- _WORK REQUIRED_:
Extract every line of the material below and reproduce each one word for word, omitting the pictures.

○ ○ ○ ○

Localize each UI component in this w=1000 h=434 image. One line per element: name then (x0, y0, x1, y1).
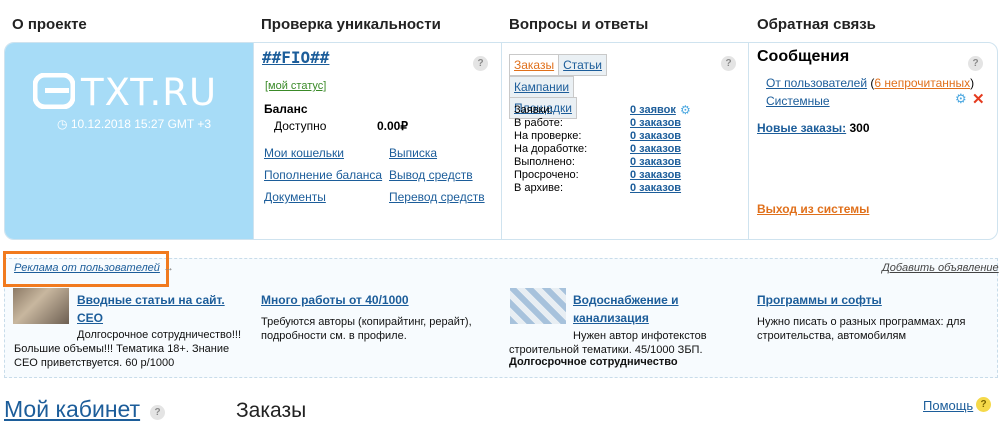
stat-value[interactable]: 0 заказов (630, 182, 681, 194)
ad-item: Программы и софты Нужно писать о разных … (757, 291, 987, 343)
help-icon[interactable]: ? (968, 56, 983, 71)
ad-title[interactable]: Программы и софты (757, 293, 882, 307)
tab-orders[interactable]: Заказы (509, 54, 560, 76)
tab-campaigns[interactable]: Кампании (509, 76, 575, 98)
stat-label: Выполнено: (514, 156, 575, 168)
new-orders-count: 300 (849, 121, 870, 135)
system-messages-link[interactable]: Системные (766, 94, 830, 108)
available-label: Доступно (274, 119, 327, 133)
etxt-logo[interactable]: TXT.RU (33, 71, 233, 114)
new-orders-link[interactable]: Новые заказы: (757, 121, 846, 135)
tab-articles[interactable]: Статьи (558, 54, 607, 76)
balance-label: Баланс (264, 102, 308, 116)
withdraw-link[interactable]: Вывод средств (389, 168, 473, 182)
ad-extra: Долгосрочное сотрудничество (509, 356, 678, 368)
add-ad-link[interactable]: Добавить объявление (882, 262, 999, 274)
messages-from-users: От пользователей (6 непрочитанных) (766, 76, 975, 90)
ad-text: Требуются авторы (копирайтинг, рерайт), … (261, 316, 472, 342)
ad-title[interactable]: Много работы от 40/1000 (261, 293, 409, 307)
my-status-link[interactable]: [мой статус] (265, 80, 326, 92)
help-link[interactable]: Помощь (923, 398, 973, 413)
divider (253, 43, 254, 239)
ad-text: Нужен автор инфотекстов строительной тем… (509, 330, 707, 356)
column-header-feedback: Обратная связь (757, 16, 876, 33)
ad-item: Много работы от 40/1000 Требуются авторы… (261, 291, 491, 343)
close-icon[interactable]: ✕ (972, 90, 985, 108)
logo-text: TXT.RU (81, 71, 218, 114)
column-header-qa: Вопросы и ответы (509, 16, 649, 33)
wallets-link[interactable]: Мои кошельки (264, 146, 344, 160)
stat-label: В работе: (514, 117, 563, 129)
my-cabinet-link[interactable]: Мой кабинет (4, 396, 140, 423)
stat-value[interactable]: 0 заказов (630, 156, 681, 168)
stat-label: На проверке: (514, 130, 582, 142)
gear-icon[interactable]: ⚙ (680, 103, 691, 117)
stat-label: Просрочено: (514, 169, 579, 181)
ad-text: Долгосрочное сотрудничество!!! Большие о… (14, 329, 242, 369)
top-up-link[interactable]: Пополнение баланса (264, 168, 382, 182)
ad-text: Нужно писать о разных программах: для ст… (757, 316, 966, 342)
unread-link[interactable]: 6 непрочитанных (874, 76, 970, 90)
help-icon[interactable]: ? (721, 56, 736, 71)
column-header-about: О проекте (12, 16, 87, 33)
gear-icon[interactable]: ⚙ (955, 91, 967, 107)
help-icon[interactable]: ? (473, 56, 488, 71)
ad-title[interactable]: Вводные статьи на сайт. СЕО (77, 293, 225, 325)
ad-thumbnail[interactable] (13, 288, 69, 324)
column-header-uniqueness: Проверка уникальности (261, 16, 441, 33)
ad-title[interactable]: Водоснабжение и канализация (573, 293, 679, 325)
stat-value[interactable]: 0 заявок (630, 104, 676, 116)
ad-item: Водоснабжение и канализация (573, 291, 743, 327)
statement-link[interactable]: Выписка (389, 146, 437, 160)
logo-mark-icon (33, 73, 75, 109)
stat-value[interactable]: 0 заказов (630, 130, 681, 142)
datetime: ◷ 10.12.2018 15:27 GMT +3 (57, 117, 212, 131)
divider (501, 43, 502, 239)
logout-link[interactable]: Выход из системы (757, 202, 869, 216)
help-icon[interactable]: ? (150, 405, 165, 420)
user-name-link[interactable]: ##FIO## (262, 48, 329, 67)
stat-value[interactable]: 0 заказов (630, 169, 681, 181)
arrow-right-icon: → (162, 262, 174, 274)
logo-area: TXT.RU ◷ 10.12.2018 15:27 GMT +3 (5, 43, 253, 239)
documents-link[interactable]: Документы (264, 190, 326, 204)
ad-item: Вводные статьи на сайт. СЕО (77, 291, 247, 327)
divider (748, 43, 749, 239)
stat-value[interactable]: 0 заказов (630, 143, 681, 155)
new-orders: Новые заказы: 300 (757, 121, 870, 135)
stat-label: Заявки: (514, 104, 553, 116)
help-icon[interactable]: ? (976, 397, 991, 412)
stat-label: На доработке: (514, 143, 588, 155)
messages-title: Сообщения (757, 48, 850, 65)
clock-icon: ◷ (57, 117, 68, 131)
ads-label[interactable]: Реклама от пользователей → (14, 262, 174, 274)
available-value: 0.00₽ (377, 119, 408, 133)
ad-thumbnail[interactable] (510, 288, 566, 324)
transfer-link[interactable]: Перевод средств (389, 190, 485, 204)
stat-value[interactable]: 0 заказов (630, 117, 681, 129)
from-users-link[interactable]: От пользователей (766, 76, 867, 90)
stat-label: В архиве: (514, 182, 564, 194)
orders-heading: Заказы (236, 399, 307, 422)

○ ○ ○ ○

- _RESULT FOR THIS TASK_:
Localize each UI component in this w=1000 h=434 image. One line per element: name then (x0, y0, x1, y1).
stat-value[interactable]: 0 заказов (630, 182, 681, 194)
ad-item: Программы и софты Нужно писать о разных … (757, 291, 987, 343)
help-icon[interactable]: ? (968, 56, 983, 71)
ad-title[interactable]: Программы и софты (757, 293, 882, 307)
tab-orders[interactable]: Заказы (509, 54, 560, 76)
tab-campaigns[interactable]: Кампании (509, 76, 575, 98)
stat-label: Выполнено: (514, 156, 575, 168)
new-orders-count: 300 (849, 121, 870, 135)
system-messages-link[interactable]: Системные (766, 94, 830, 108)
available-label: Доступно (274, 119, 327, 133)
etxt-logo[interactable]: TXT.RU (33, 71, 233, 114)
new-orders-link[interactable]: Новые заказы: (757, 121, 846, 135)
tab-articles[interactable]: Статьи (558, 54, 607, 76)
balance-label: Баланс (264, 102, 308, 116)
withdraw-link[interactable]: Вывод средств (389, 168, 473, 182)
ad-extra: Долгосрочное сотрудничество (509, 356, 678, 368)
add-ad-link[interactable]: Добавить объявление (882, 262, 999, 274)
messages-from-users: От пользователей (6 непрочитанных) (766, 76, 975, 90)
ad-text: Требуются авторы (копирайтинг, рерайт), … (261, 316, 472, 342)
ad-title[interactable]: Много работы от 40/1000 (261, 293, 409, 307)
my-status-link[interactable]: [мой статус] (265, 80, 326, 92)
help-link[interactable]: Помощь (923, 398, 973, 413)
divider (253, 43, 254, 239)
ad-text: Нужен автор инфотекстов строительной тем… (509, 330, 707, 356)
column-header-feedback: Обратная связь (757, 16, 876, 33)
ad-item: Много работы от 40/1000 Требуются авторы… (261, 291, 491, 343)
close-icon[interactable]: ✕ (972, 90, 985, 108)
logo-text: TXT.RU (81, 71, 218, 114)
column-header-qa: Вопросы и ответы (509, 16, 649, 33)
wallets-link[interactable]: Мои кошельки (264, 146, 344, 160)
stat-label: В работе: (514, 117, 563, 129)
my-cabinet-link[interactable]: Мой кабинет (4, 396, 140, 423)
stat-value[interactable]: 0 заказов (630, 156, 681, 168)
stat-label: На проверке: (514, 130, 582, 142)
gear-icon[interactable]: ⚙ (680, 103, 691, 117)
stat-label: Просрочено: (514, 169, 579, 181)
ad-text: Долгосрочное сотрудничество!!! Большие о… (14, 329, 242, 369)
top-up-link[interactable]: Пополнение баланса (264, 168, 382, 182)
ad-text: Нужно писать о разных программах: для ст… (757, 316, 966, 342)
unread-link[interactable]: 6 непрочитанных (874, 76, 970, 90)
help-icon[interactable]: ? (721, 56, 736, 71)
column-header-about: О проекте (12, 16, 87, 33)
gear-icon[interactable]: ⚙ (955, 91, 967, 107)
help-icon[interactable]: ? (473, 56, 488, 71)
ad-title[interactable]: Вводные статьи на сайт. СЕО (77, 293, 225, 325)
ad-thumbnail[interactable] (13, 288, 69, 324)
column-header-uniqueness: Проверка уникальности (261, 16, 441, 33)
ad-title[interactable]: Водоснабжение и канализация (573, 293, 679, 325)
stat-value[interactable]: 0 заявок (630, 104, 676, 116)
ad-item: Водоснабжение и канализация (573, 291, 743, 327)
statement-link[interactable]: Выписка (389, 146, 437, 160)
logo-mark-icon (33, 73, 75, 109)
stat-value[interactable]: 0 заказов (630, 130, 681, 142)
datetime: ◷ 10.12.2018 15:27 GMT +3 (57, 117, 212, 131)
divider (501, 43, 502, 239)
logout-link[interactable]: Выход из системы (757, 202, 869, 216)
help-icon[interactable]: ? (150, 405, 165, 420)
user-name-link[interactable]: ##FIO## (262, 48, 329, 67)
stat-value[interactable]: 0 заказов (630, 169, 681, 181)
arrow-right-icon: → (162, 262, 174, 274)
logo-area: TXT.RU ◷ 10.12.2018 15:27 GMT +3 (5, 43, 253, 239)
documents-link[interactable]: Документы (264, 190, 326, 204)
ad-item: Вводные статьи на сайт. СЕО (77, 291, 247, 327)
divider (748, 43, 749, 239)
stat-value[interactable]: 0 заказов (630, 143, 681, 155)
new-orders: Новые заказы: 300 (757, 121, 870, 135)
stat-label: Заявки: (514, 104, 553, 116)
help-icon[interactable]: ? (976, 397, 991, 412)
stat-label: На доработке: (514, 143, 588, 155)
messages-title: Сообщения (757, 48, 850, 65)
clock-icon: ◷ (57, 117, 68, 131)
ads-label[interactable]: Реклама от пользователей → (14, 262, 174, 274)
available-value: 0.00₽ (377, 119, 408, 133)
ad-thumbnail[interactable] (510, 288, 566, 324)
transfer-link[interactable]: Перевод средств (389, 190, 485, 204)
stat-value[interactable]: 0 заказов (630, 117, 681, 129)
from-users-link[interactable]: От пользователей (766, 76, 867, 90)
stat-label: В архиве: (514, 182, 564, 194)
orders-heading: Заказы (236, 399, 307, 422)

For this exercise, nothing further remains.